[Records contained in a dataset]
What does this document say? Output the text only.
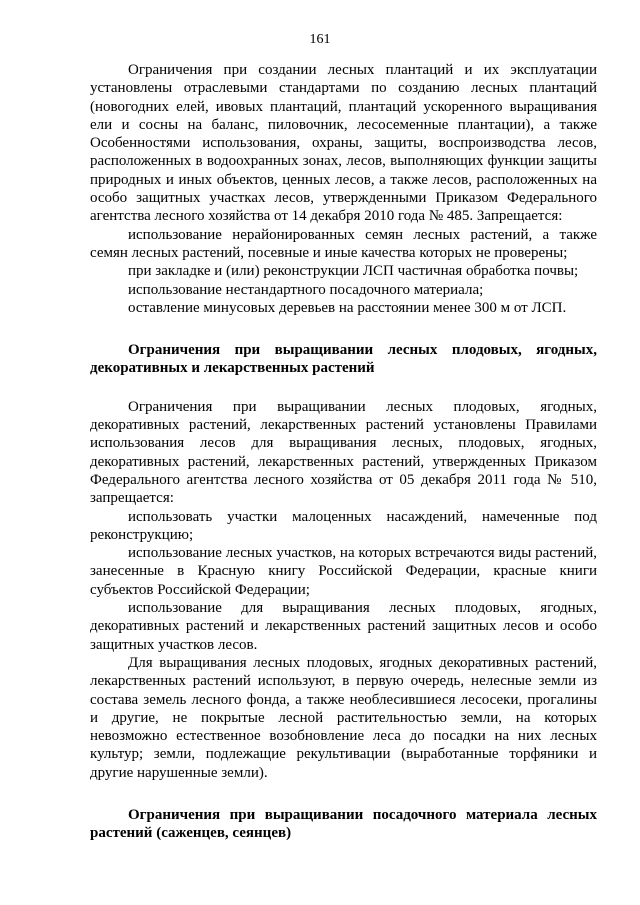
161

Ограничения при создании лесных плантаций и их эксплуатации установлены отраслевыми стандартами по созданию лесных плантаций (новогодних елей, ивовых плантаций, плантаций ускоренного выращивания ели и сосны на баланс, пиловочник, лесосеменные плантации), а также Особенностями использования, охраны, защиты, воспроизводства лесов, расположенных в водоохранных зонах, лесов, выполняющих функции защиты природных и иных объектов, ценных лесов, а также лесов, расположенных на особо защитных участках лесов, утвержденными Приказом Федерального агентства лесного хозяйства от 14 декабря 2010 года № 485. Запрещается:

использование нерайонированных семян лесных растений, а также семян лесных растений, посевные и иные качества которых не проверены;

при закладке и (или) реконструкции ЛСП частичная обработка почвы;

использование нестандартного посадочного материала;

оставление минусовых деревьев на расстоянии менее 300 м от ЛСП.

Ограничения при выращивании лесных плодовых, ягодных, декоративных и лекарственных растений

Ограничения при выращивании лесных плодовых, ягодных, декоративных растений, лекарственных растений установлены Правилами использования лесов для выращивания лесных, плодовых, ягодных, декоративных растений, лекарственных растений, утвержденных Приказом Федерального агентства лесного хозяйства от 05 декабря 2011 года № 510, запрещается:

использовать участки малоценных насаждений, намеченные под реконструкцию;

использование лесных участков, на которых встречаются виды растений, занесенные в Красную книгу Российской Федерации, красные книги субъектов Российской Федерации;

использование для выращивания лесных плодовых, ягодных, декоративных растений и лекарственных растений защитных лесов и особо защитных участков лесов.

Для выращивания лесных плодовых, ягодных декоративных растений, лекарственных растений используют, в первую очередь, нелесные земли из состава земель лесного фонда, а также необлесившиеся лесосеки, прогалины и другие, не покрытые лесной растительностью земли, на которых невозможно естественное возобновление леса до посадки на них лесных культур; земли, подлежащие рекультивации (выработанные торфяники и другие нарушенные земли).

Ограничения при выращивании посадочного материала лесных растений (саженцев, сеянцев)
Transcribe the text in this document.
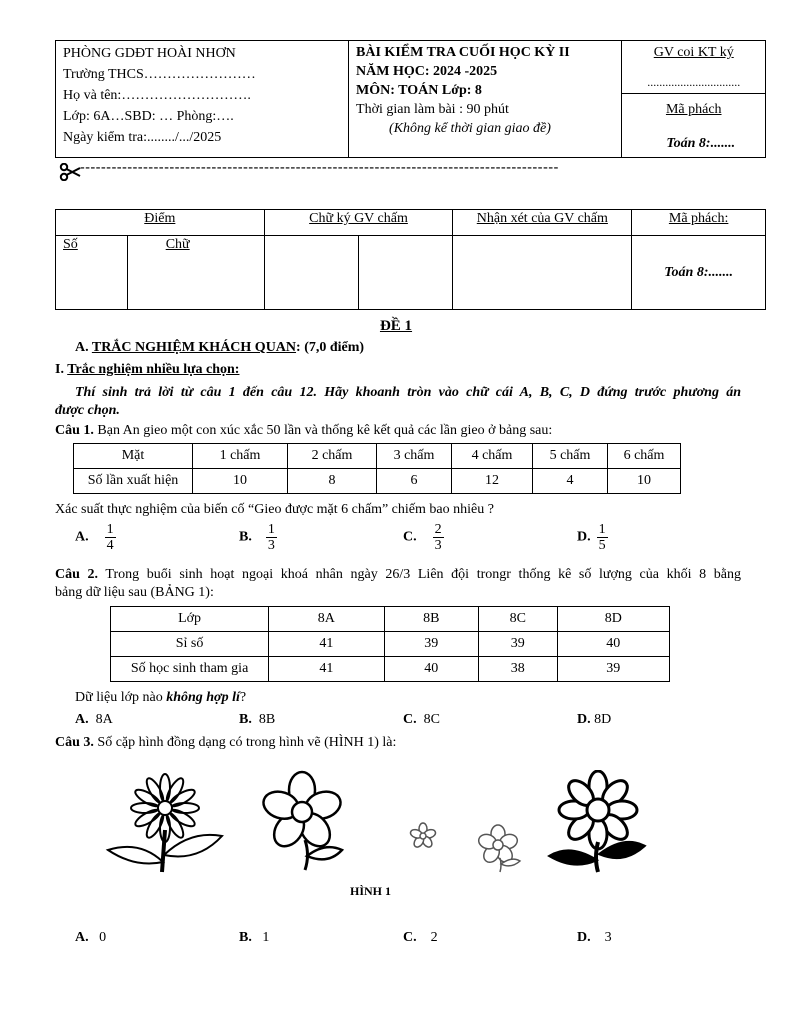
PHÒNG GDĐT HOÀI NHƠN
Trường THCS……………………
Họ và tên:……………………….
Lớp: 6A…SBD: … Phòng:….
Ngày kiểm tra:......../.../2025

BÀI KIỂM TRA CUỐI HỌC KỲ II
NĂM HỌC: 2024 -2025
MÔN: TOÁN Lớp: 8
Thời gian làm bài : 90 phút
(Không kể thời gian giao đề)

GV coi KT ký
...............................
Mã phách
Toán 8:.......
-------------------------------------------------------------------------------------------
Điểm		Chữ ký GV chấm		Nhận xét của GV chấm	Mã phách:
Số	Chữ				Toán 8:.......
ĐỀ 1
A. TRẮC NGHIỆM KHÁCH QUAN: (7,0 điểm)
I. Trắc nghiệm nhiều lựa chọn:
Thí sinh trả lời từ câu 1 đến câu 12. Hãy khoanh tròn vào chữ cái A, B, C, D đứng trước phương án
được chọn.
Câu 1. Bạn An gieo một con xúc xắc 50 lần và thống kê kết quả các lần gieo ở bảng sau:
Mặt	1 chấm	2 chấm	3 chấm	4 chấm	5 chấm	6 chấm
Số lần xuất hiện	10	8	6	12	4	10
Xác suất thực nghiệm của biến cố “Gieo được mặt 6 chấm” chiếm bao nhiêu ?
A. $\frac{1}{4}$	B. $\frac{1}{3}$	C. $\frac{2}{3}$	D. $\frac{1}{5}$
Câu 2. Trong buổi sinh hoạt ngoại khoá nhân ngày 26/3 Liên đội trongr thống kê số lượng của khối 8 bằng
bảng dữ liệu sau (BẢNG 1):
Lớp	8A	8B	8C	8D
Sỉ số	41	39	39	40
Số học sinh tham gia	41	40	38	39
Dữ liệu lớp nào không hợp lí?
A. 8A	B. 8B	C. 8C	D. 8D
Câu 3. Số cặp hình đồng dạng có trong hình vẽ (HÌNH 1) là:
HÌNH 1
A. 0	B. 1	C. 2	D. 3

* * *

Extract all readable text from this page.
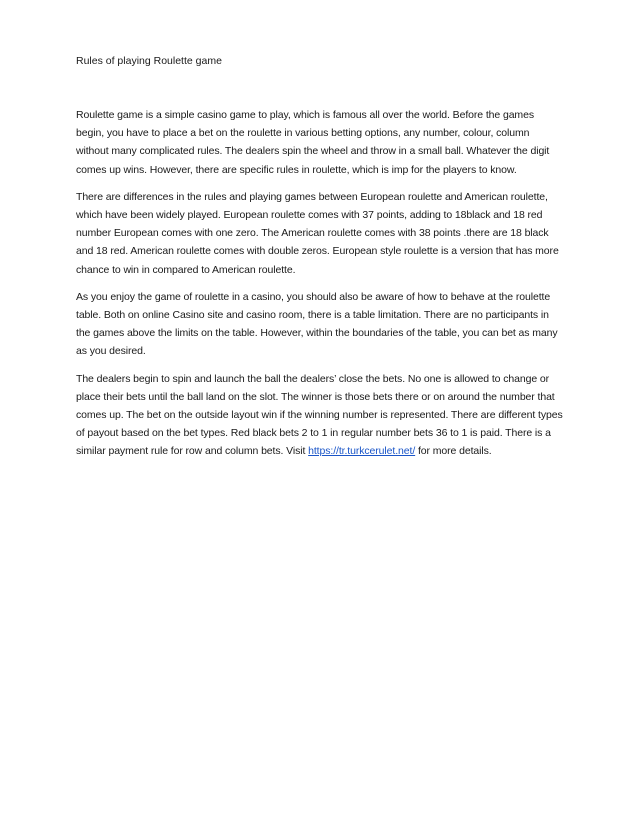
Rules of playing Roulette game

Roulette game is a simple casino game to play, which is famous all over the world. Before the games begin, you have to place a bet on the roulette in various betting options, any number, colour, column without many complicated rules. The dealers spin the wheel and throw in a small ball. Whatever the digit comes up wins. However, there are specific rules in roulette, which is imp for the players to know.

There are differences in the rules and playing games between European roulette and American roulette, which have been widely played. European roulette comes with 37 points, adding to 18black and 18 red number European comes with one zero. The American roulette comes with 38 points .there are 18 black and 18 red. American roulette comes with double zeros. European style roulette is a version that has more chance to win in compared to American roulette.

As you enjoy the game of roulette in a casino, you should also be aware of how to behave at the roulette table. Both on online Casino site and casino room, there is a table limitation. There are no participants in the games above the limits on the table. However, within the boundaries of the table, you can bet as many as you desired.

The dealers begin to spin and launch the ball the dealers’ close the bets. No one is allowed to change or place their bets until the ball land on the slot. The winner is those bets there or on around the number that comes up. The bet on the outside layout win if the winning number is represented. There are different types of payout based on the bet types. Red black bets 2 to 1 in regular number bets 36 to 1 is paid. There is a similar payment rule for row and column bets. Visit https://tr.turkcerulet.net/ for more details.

...

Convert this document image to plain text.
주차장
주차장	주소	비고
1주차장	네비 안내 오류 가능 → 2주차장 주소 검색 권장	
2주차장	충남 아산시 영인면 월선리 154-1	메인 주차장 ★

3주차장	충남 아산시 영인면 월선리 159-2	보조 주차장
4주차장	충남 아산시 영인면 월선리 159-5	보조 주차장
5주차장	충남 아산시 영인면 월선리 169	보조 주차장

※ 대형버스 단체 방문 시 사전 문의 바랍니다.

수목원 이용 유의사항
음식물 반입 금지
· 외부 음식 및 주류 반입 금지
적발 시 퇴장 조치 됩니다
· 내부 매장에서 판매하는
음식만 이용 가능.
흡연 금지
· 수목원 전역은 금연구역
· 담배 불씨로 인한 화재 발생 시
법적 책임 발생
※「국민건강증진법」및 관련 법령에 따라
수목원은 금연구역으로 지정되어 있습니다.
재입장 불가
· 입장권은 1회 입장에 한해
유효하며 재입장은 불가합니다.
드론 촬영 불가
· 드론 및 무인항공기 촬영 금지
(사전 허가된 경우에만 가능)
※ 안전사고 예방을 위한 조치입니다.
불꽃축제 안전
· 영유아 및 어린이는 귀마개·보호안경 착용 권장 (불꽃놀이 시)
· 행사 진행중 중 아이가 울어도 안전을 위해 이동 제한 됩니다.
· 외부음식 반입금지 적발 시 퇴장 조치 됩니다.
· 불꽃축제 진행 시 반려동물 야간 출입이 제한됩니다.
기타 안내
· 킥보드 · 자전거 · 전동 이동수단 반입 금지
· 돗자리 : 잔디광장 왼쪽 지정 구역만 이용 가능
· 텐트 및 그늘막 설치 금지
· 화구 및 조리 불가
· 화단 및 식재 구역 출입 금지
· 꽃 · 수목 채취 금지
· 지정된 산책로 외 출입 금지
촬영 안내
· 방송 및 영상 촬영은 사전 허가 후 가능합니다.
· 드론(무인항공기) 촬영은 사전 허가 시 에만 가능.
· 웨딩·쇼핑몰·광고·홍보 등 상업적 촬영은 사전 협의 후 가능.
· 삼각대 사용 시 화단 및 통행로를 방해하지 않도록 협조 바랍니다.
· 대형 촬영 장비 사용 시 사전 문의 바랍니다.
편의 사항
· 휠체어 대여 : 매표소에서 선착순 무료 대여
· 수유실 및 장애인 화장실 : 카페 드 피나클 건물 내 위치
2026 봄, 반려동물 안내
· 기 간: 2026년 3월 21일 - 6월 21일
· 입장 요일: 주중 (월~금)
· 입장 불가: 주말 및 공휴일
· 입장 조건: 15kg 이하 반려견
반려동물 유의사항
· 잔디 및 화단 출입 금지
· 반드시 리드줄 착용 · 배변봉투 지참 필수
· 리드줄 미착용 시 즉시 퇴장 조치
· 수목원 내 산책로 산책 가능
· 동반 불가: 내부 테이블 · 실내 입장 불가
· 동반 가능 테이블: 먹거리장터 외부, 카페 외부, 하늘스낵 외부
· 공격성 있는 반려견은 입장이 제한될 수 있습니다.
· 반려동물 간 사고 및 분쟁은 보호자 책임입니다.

**Task statement:**
Your task is to gather every line with the word "года" and copy it.

**Exercise solution:**
Ограничения при создании лесных плантаций и их эксплуатации установлены отраслевыми стандартами по созданию лесных плантаций (новогодних елей, ивовых плантаций, плантаций ускоренного выращивания ели и сосны на баланс, пиловочник, лесосеменные плантации), а также Особенностями использования, охраны, защиты, воспроизводства лесов, расположенных в водоохранных зонах, лесов, выполняющих функции защиты природных и иных объектов, ценных лесов, а также лесов, расположенных на особо защитных участках лесов, утвержденными Приказом Федерального агентства лесного хозяйства от 14 декабря 2010 года № 485. Запрещается:
Ограничения при выращивании лесных плодовых, ягодных, декоративных растений, лекарственных растений установлены Правилами использования лесов для выращивания лесных, плодовых, ягодных, декоративных растений, лекарственных растений, утвержденных Приказом Федерального агентства лесного хозяйства от 05 декабря 2011 года № 510, запрещается:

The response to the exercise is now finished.